[Begin]

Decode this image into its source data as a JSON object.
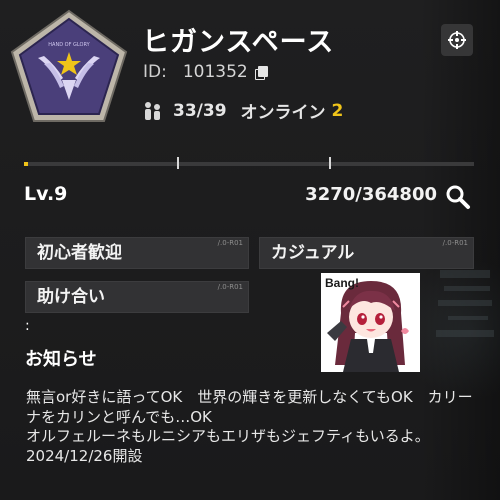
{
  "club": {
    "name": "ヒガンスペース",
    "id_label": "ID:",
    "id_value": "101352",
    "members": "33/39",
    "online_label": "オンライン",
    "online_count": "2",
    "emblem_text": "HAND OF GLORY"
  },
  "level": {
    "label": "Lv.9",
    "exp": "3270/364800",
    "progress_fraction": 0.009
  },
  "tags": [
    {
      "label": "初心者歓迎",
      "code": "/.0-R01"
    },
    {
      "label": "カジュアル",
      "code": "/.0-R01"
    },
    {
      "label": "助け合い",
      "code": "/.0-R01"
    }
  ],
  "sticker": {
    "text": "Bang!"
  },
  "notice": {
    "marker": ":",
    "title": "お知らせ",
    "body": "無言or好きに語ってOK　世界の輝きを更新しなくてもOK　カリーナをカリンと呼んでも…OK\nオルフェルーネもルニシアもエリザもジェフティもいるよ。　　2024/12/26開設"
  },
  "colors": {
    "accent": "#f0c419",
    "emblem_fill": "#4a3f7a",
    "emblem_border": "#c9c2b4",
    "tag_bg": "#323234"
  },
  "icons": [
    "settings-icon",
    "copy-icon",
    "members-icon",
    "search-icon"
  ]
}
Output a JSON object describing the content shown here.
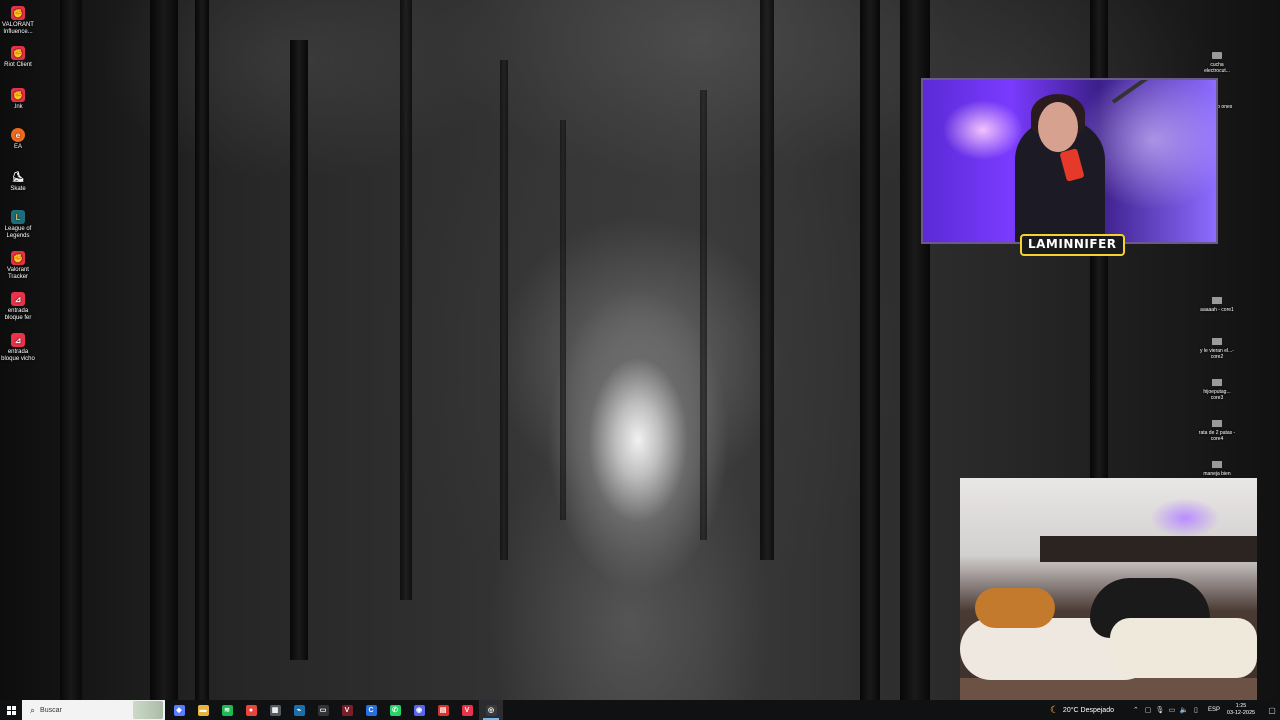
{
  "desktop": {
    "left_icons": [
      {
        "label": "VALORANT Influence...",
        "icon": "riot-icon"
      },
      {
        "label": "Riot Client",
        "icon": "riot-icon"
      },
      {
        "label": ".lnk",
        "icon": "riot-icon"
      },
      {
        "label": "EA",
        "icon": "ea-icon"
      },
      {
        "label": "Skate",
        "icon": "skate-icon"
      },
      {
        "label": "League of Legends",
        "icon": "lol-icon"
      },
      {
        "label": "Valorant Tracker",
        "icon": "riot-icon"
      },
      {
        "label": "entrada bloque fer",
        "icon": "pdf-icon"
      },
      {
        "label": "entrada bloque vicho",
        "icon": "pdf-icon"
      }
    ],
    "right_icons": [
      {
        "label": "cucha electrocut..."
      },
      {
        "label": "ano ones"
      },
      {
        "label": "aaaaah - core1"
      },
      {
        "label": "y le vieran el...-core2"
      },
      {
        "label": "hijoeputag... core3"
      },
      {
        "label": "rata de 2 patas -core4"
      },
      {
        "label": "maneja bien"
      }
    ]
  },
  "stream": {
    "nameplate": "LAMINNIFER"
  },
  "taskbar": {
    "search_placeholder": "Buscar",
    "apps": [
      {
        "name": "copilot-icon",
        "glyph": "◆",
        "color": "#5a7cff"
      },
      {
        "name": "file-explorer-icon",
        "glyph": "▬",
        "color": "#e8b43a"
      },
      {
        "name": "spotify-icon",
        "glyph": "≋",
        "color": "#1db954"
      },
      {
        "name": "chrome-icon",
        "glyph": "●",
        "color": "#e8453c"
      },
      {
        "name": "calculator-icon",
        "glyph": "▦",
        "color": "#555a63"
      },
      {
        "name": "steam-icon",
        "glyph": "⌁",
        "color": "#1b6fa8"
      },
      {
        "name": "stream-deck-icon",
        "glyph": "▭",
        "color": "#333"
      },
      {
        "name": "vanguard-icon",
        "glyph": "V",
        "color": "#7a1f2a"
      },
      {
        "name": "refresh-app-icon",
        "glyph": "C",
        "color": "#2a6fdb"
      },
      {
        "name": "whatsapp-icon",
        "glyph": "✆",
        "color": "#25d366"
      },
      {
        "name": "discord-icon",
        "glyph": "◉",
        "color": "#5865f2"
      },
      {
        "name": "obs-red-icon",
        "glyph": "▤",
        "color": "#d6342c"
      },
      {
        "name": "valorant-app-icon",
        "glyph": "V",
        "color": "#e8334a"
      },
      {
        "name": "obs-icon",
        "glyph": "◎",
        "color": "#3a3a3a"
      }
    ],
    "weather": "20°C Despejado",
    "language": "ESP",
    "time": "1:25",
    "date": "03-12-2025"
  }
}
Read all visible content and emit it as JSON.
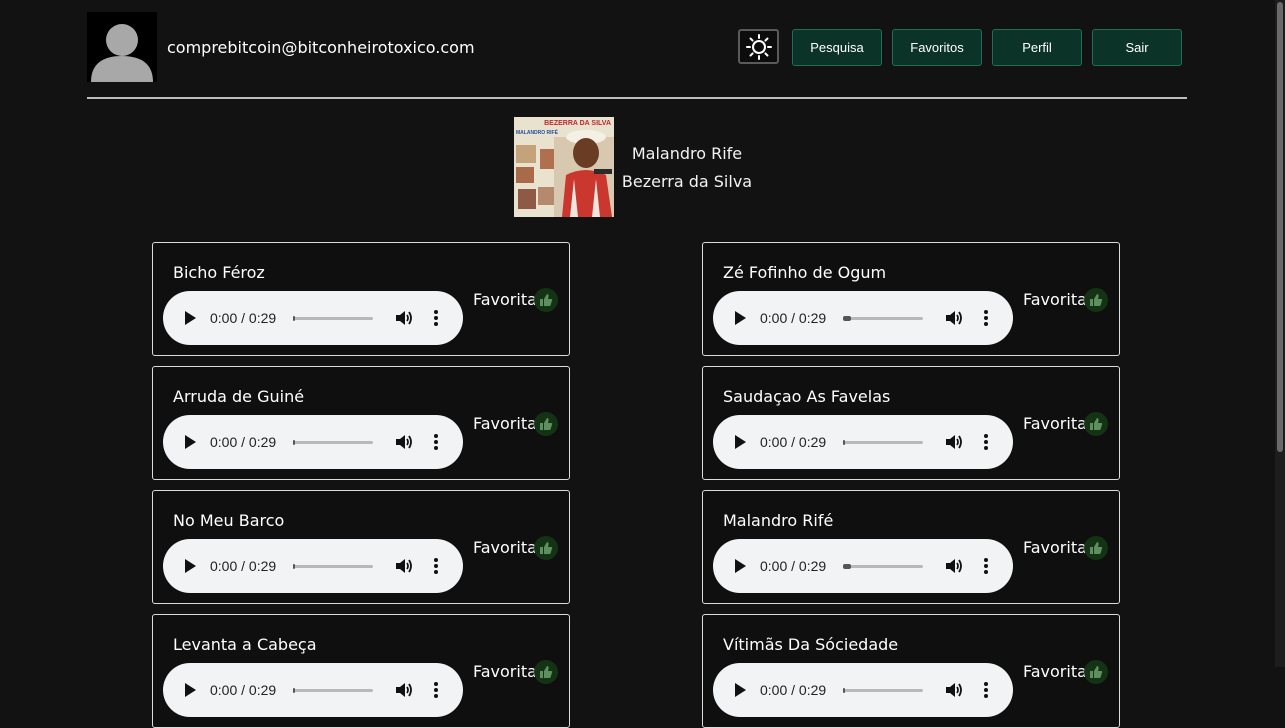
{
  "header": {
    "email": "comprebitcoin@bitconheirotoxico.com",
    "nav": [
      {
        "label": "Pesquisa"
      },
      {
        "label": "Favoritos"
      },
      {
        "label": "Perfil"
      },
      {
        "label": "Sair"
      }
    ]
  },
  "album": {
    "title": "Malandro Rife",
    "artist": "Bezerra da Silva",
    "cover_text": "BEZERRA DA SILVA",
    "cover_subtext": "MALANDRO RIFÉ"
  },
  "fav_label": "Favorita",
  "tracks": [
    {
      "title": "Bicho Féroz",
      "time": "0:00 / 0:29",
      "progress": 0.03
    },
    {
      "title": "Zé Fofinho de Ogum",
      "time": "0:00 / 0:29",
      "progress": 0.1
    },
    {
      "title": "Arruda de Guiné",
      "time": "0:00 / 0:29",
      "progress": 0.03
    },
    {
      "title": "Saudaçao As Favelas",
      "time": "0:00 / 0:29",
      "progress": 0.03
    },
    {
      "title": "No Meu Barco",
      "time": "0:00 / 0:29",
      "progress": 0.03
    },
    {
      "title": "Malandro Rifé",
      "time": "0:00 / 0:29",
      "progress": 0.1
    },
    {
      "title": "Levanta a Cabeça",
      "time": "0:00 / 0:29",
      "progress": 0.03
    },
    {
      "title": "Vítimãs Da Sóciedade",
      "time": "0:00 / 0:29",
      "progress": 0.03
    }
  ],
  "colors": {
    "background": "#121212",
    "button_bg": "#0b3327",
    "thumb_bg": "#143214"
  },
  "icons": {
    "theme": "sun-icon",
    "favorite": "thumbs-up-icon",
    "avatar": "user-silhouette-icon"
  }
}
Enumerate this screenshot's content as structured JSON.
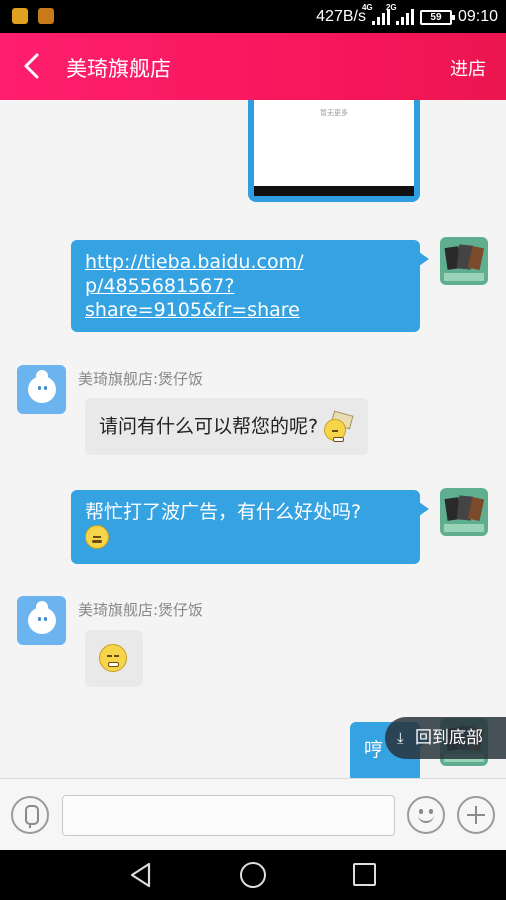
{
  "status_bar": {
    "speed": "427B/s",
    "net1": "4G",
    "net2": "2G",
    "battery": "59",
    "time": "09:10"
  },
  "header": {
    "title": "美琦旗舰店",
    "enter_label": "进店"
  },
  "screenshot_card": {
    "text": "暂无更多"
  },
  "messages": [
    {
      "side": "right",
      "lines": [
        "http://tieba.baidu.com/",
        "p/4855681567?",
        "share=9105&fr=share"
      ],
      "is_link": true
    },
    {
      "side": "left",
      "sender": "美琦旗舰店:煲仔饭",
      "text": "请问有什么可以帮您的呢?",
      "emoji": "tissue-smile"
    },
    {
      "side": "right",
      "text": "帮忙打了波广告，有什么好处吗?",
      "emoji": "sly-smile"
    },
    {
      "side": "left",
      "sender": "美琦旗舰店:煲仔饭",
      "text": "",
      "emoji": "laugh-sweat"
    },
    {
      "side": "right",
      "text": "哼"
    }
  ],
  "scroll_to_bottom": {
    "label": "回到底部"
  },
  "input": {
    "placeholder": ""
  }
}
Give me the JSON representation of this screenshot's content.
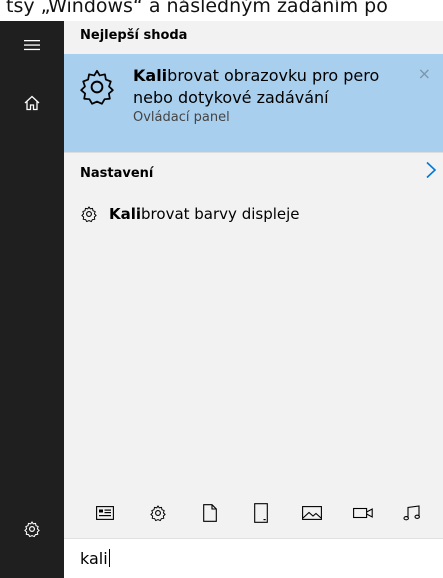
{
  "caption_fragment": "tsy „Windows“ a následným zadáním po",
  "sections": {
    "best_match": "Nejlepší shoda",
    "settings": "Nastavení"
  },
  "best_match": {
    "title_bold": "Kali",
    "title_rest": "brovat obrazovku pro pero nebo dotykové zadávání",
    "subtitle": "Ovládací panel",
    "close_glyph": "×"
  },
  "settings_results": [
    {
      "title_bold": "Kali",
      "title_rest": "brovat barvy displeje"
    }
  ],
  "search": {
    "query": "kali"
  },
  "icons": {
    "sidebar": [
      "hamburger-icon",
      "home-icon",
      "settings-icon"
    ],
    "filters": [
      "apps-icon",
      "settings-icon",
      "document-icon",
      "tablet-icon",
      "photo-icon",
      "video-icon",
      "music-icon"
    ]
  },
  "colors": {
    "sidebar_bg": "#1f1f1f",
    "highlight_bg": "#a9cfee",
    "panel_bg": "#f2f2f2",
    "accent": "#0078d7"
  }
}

[End]

## Exercise directions
Review the material and copy each line in which the word "entrada" appears.

## Solution to this task
        "label": "entrada bloque fer",
        "label": "entrada bloque vicho",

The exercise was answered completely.